*DIRECTIONS FOR THIS TASK*
Work out how many lines in the listing below include the word "value". Give nothing but the number.

*GIVEN DATA*
######

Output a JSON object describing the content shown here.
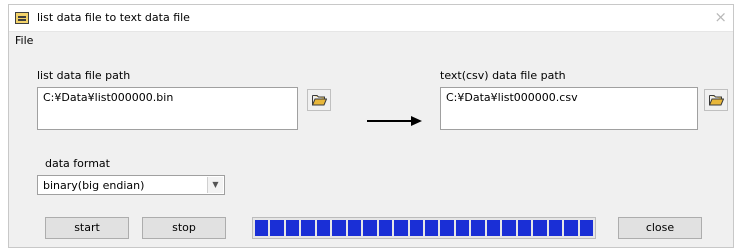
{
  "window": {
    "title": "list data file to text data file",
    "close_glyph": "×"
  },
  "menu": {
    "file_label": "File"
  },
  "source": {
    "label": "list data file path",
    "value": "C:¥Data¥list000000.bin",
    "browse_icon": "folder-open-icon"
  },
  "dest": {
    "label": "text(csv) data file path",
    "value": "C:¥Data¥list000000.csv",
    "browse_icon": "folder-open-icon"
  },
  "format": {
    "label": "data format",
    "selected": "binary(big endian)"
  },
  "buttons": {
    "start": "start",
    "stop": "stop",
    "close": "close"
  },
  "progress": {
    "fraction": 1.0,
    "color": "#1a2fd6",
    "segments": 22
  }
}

######

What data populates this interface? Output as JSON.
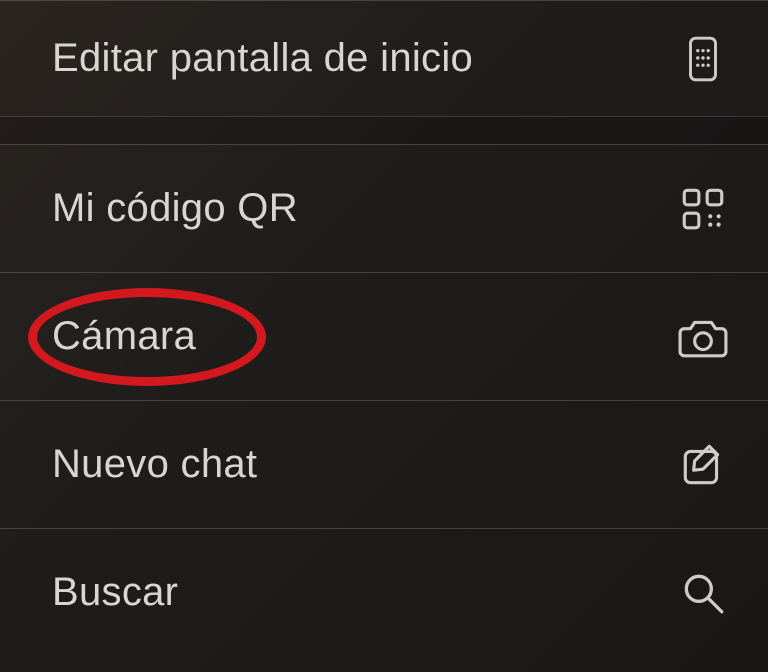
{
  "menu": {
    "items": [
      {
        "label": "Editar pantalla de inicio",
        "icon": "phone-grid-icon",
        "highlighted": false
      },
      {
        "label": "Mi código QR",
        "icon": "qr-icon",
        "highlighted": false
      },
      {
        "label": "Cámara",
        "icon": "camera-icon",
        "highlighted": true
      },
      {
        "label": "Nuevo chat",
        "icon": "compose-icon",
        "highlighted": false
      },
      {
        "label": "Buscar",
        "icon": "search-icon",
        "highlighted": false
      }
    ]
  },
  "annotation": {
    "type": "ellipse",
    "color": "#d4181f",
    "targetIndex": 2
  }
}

######

*EXERCISE RESPONSE*
2